(begin)

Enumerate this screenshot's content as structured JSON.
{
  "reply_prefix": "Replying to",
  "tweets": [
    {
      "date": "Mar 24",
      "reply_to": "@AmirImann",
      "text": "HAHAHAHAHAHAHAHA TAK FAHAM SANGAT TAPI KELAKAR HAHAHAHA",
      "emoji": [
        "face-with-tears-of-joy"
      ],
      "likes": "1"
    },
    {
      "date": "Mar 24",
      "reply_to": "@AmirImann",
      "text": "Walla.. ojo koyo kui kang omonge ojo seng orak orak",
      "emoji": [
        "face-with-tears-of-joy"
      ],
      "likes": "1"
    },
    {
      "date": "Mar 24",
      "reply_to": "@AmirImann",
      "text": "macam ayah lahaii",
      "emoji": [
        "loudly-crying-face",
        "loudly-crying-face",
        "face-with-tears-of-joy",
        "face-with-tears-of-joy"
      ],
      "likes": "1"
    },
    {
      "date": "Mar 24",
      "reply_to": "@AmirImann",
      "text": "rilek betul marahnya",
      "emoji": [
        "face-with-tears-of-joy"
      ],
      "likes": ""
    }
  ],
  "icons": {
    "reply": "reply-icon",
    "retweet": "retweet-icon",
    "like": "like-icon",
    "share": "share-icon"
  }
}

(end)
(begin)

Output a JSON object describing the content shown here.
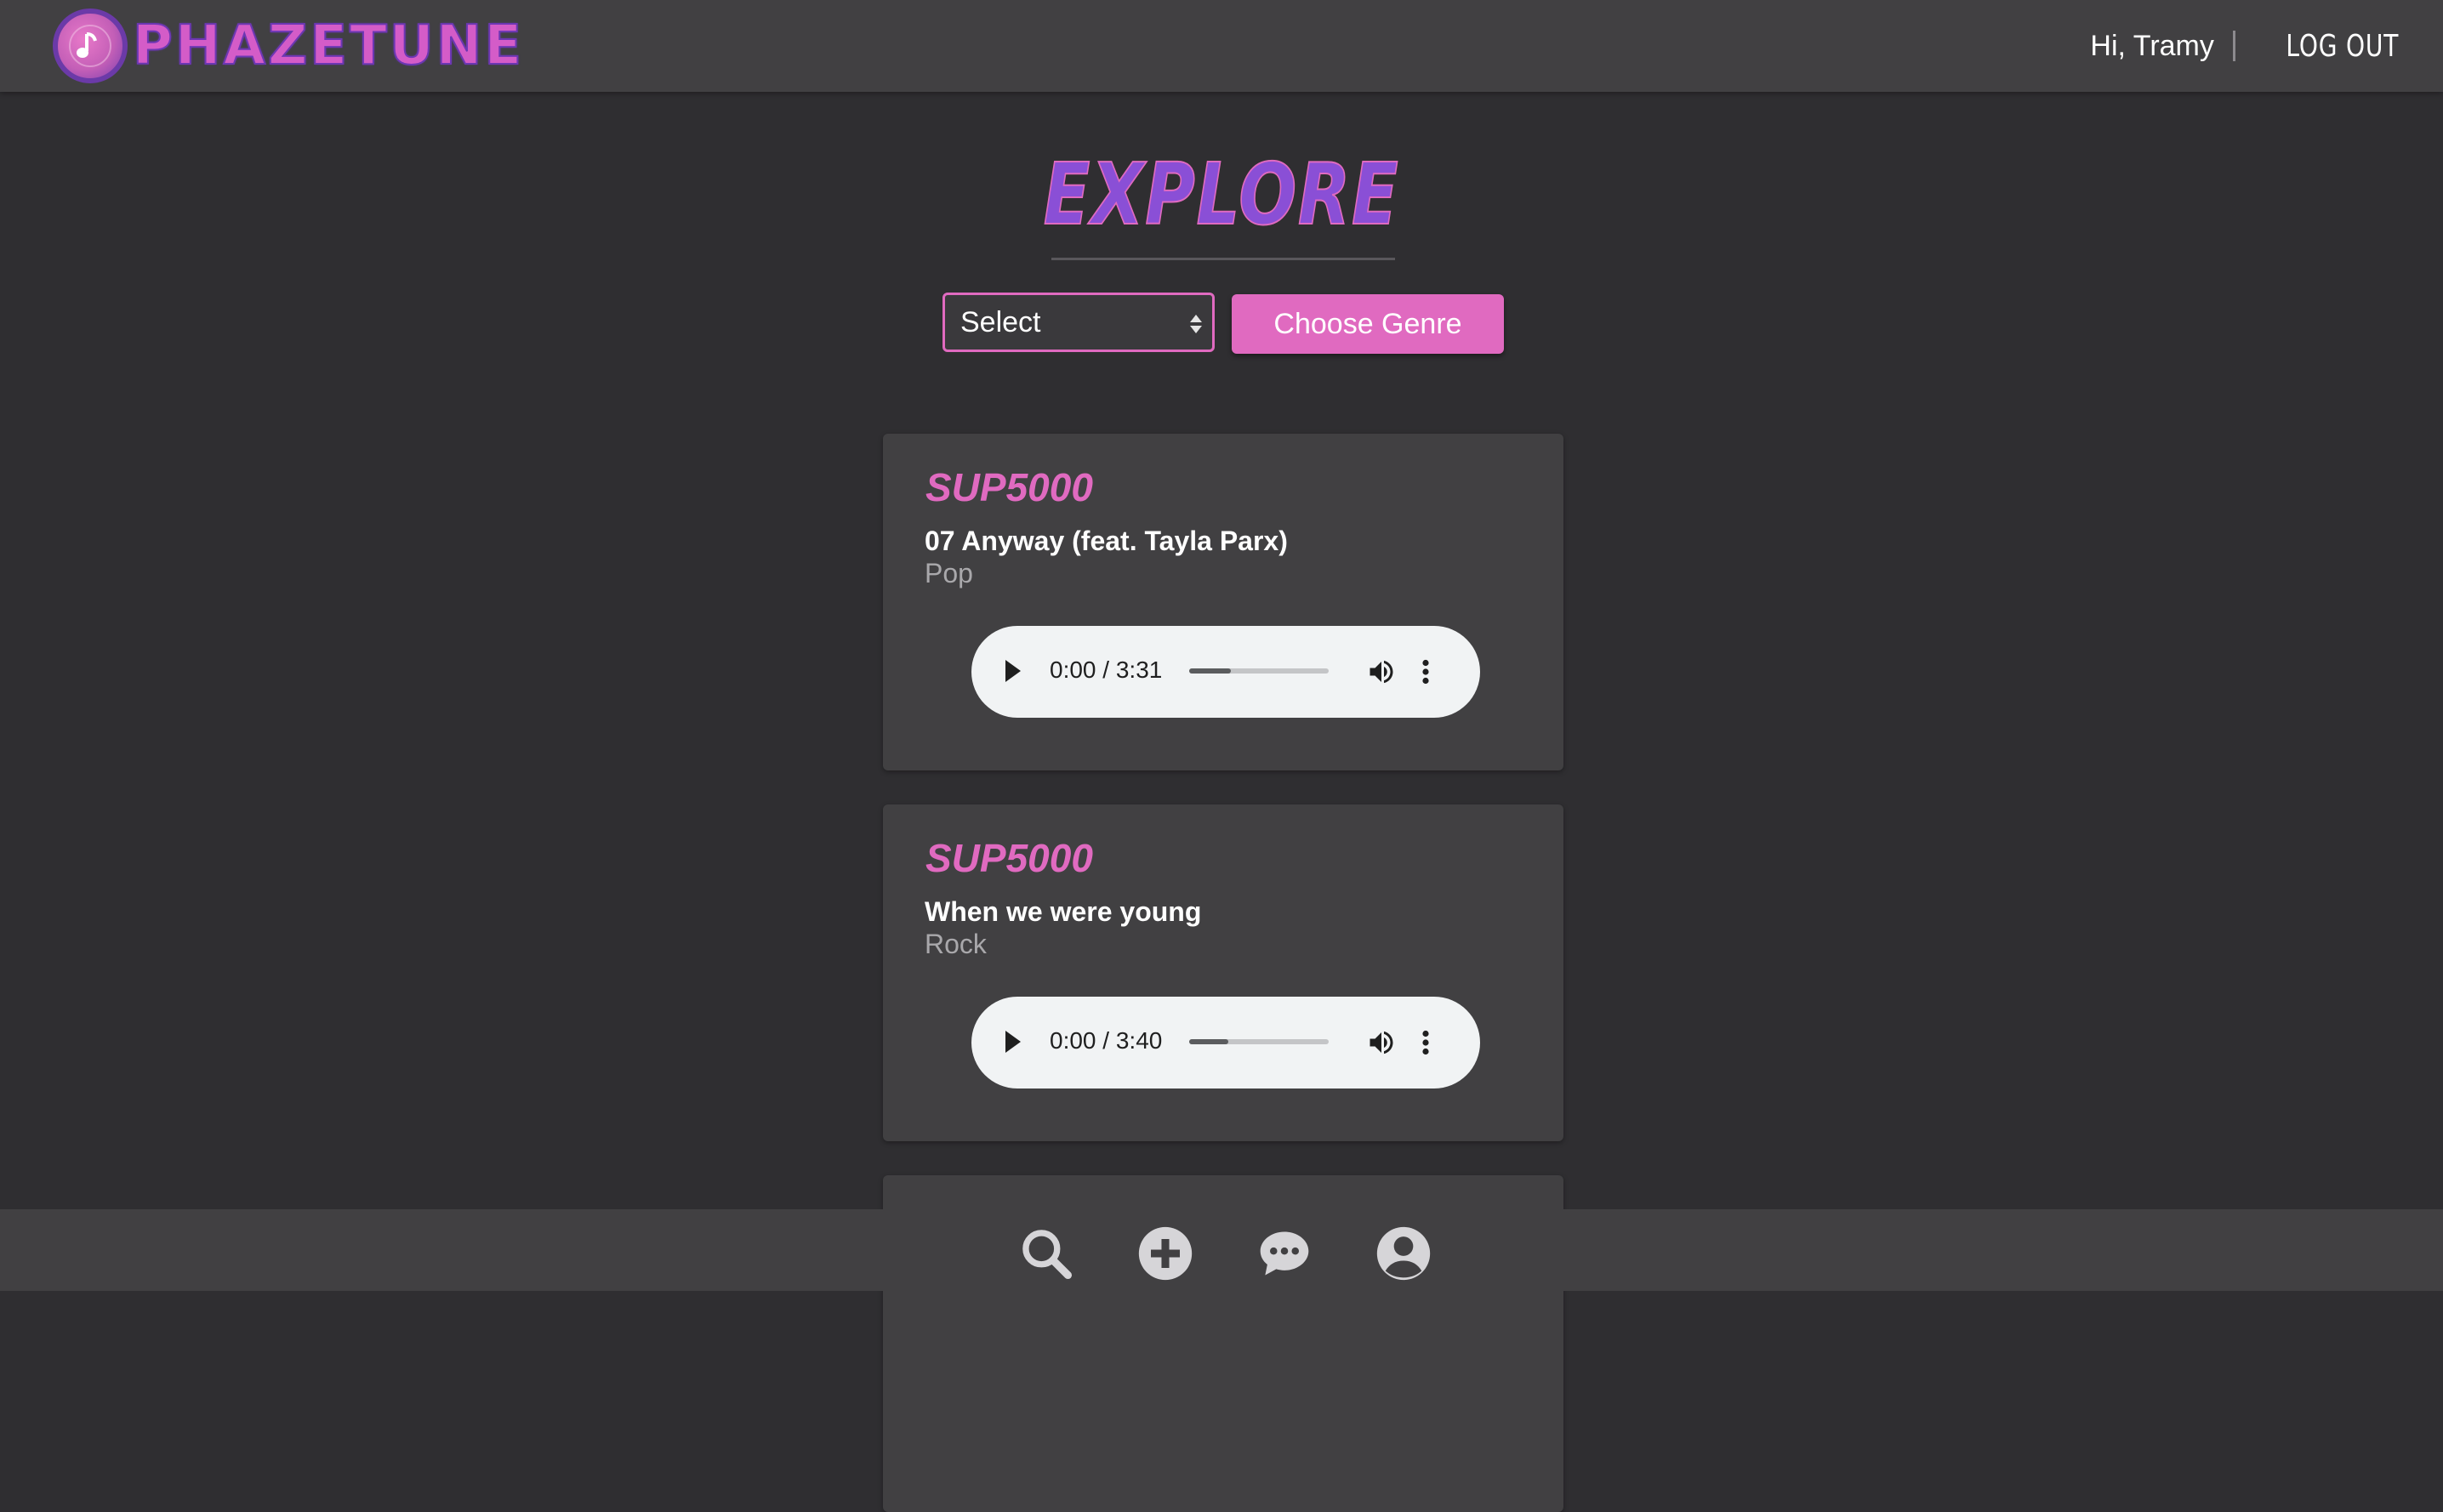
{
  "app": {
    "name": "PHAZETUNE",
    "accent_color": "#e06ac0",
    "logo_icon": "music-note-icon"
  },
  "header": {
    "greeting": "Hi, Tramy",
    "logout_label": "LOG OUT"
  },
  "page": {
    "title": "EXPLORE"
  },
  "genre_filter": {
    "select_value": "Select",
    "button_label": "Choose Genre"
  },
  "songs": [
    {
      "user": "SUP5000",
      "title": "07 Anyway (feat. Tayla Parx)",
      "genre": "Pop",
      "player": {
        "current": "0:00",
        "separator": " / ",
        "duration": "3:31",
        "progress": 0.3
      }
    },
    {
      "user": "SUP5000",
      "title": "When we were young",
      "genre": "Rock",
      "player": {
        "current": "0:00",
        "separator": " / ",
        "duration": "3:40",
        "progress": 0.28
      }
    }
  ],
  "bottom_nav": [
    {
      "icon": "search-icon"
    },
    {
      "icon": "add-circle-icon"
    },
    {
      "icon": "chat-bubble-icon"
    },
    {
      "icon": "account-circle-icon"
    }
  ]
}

(end)

Check each line of the entries for the string "title". Copy the lines that have it.

[Expected answer]
    "title": "EXPLORE"
      "title": "07 Anyway (feat. Tayla Parx)",
      "title": "When we were young",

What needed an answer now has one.